Data records:
<<<<

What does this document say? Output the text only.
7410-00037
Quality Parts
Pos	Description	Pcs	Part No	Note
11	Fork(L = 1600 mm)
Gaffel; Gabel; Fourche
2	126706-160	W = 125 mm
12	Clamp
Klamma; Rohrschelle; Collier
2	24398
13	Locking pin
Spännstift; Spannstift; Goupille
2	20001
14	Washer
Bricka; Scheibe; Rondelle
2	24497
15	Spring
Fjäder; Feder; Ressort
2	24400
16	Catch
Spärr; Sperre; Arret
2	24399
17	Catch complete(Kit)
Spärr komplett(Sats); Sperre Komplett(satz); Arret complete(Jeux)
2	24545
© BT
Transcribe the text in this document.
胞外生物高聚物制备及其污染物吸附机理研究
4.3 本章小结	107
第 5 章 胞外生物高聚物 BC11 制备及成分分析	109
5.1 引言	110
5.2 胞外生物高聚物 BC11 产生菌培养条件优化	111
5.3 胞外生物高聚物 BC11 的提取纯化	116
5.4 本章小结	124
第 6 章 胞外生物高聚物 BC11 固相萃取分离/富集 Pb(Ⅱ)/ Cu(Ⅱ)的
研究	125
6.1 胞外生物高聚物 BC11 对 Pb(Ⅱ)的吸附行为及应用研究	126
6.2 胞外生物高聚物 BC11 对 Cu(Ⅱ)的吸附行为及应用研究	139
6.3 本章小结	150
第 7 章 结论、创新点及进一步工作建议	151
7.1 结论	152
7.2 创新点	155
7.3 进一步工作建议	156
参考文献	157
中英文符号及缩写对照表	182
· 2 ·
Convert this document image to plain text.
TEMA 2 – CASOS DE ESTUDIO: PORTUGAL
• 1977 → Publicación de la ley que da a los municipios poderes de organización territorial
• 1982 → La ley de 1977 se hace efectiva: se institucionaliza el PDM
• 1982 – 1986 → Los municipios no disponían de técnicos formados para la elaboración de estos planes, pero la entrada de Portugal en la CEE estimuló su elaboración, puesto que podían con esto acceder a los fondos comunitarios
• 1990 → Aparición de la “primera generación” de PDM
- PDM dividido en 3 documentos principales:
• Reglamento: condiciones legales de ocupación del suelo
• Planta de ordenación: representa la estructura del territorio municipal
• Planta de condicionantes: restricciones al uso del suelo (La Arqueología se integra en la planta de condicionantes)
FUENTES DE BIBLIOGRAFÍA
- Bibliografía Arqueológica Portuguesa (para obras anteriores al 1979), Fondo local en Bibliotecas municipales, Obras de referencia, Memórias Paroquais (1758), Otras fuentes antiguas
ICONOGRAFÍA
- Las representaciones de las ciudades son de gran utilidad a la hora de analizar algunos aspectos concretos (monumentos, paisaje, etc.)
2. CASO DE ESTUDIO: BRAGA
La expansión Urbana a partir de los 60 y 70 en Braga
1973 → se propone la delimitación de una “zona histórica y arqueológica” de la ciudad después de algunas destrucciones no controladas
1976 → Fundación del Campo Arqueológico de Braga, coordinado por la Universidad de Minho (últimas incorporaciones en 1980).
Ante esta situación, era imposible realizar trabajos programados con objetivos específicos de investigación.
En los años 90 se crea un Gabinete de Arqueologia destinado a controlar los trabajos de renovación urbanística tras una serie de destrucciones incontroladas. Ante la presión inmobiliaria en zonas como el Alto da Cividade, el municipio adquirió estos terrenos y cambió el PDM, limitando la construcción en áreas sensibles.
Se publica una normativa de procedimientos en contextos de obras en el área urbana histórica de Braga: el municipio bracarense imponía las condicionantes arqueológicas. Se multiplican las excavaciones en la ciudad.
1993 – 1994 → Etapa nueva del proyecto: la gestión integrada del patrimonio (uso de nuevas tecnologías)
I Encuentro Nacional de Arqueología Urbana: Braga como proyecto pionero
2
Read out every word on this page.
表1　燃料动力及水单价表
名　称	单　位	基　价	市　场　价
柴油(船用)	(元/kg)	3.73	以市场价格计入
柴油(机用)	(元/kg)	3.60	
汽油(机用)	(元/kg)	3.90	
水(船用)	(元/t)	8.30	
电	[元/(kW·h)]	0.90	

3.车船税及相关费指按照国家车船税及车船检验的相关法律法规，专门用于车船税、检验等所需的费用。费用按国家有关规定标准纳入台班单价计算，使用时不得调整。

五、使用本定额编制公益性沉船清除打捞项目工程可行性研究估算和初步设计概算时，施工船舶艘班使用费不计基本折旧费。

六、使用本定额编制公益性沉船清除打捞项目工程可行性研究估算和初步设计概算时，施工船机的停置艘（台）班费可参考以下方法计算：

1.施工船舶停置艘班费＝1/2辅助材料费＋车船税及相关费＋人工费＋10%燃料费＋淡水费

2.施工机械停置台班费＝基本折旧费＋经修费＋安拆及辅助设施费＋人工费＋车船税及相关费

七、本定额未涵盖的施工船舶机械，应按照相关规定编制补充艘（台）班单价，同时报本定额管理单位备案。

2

>>>>

→ Task
Report all lines of the data that include the word "condicionantes".

→ Exercise solution
• Planta de condicionantes: restricciones al uso del suelo (La Arqueología se integra en la planta de condicionantes)
Se publica una normativa de procedimientos en contextos de obras en el área urbana histórica de Braga: el municipio bracarense imponía las condicionantes arqueológicas. Se multiplican las excavaciones en la ciudad.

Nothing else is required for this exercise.